[Start Data in this exercise]
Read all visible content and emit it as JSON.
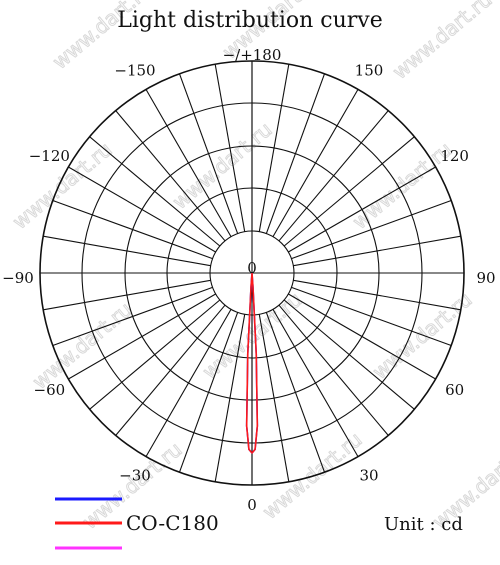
{
  "chart_data": {
    "type": "polar",
    "title": "Light distribution curve",
    "angle_tick_labels": [
      "−/+180",
      "150",
      "120",
      "90",
      "60",
      "30",
      "0",
      "−30",
      "−60",
      "−90",
      "−120",
      "−150"
    ],
    "angle_tick_values": [
      180,
      150,
      120,
      90,
      60,
      30,
      0,
      -30,
      -60,
      -90,
      -120,
      -150
    ],
    "center_label": "0",
    "unit_label": "Unit : cd",
    "legend": [
      {
        "color": "#1a1aff",
        "label": ""
      },
      {
        "color": "#ff1a1a",
        "label": "CO-C180"
      },
      {
        "color": "#ff33ff",
        "label": ""
      }
    ],
    "series": [
      {
        "color": "#1a1aff",
        "angles_deg": [
          -4,
          -3,
          -2,
          -1,
          0,
          1,
          2,
          3,
          4
        ],
        "relative_intensity": [
          0.08,
          0.45,
          0.85,
          0.98,
          1.0,
          0.98,
          0.85,
          0.45,
          0.08
        ]
      },
      {
        "color": "#ff1a1a",
        "angles_deg": [
          -4,
          -3,
          -2,
          -1,
          0,
          1,
          2,
          3,
          4
        ],
        "relative_intensity": [
          0.08,
          0.45,
          0.85,
          0.98,
          1.0,
          0.98,
          0.85,
          0.45,
          0.08
        ]
      }
    ],
    "grid": true
  },
  "watermark": "www.dart.ru"
}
[End Data in this exercise]
> Instructions to follow
Please repeat the entries exactly. Do not include the pictures.

> Result for this exercise
Read all visible content and emit it as JSON.
{
  "chart_data": {
    "type": "polar",
    "title": "Light distribution curve",
    "angle_tick_labels": [
      "−/+180",
      "150",
      "120",
      "90",
      "60",
      "30",
      "0",
      "−30",
      "−60",
      "−90",
      "−120",
      "−150"
    ],
    "angle_tick_values": [
      180,
      150,
      120,
      90,
      60,
      30,
      0,
      -30,
      -60,
      -90,
      -120,
      -150
    ],
    "center_label": "0",
    "unit_label": "Unit : cd",
    "legend": [
      {
        "color": "#1a1aff",
        "label": ""
      },
      {
        "color": "#ff1a1a",
        "label": "CO-C180"
      },
      {
        "color": "#ff33ff",
        "label": ""
      }
    ],
    "series": [
      {
        "color": "#1a1aff",
        "angles_deg": [
          -4,
          -3,
          -2,
          -1,
          0,
          1,
          2,
          3,
          4
        ],
        "relative_intensity": [
          0.08,
          0.45,
          0.85,
          0.98,
          1.0,
          0.98,
          0.85,
          0.45,
          0.08
        ]
      },
      {
        "color": "#ff1a1a",
        "angles_deg": [
          -4,
          -3,
          -2,
          -1,
          0,
          1,
          2,
          3,
          4
        ],
        "relative_intensity": [
          0.08,
          0.45,
          0.85,
          0.98,
          1.0,
          0.98,
          0.85,
          0.45,
          0.08
        ]
      }
    ],
    "grid": true
  },
  "watermark": "www.dart.ru"
}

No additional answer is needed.